→ **TASK GOAL**:
Look through the data below. Collect every line where the word "предусмотренных" occurs.
###
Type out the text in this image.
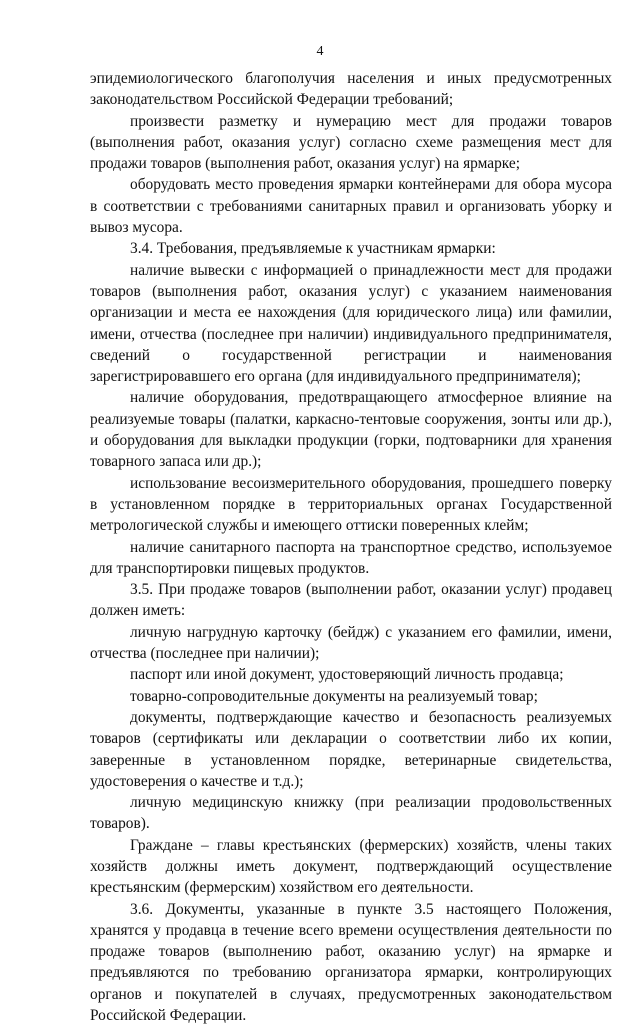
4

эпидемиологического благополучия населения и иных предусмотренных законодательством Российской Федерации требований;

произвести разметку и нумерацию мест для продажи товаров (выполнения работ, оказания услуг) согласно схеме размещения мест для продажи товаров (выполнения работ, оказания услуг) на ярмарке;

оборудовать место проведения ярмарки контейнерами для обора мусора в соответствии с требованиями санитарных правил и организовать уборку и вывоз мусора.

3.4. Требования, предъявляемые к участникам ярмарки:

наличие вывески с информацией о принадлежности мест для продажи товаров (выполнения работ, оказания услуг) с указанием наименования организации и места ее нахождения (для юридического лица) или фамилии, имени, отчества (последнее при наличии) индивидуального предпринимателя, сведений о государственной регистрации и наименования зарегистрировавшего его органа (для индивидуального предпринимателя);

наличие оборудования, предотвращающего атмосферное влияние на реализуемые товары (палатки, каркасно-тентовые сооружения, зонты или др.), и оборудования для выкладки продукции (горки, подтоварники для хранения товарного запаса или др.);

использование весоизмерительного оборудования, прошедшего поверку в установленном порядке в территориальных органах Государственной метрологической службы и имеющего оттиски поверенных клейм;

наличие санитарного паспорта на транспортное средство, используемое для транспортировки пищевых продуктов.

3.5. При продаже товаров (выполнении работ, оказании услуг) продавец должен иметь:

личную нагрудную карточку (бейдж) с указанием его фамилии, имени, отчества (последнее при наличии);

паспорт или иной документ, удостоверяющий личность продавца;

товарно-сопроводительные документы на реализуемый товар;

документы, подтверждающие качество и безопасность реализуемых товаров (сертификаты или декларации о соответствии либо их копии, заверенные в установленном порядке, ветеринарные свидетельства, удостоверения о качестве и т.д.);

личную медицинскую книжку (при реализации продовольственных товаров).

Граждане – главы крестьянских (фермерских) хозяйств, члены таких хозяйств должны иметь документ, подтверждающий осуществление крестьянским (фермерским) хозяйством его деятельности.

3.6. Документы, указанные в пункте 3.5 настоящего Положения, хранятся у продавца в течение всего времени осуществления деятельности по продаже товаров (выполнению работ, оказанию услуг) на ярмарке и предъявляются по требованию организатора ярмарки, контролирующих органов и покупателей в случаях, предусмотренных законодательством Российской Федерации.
###
→ **RESPONSE FOR THIS EXERCISE**:
эпидемиологического благополучия населения и иных предусмотренных законодательством Российской Федерации требований;
3.6. Документы, указанные в пункте 3.5 настоящего Положения, хранятся у продавца в течение всего времени осуществления деятельности по продаже товаров (выполнению работ, оказанию услуг) на ярмарке и предъявляются по требованию организатора ярмарки, контролирующих органов и покупателей в случаях, предусмотренных законодательством Российской Федерации.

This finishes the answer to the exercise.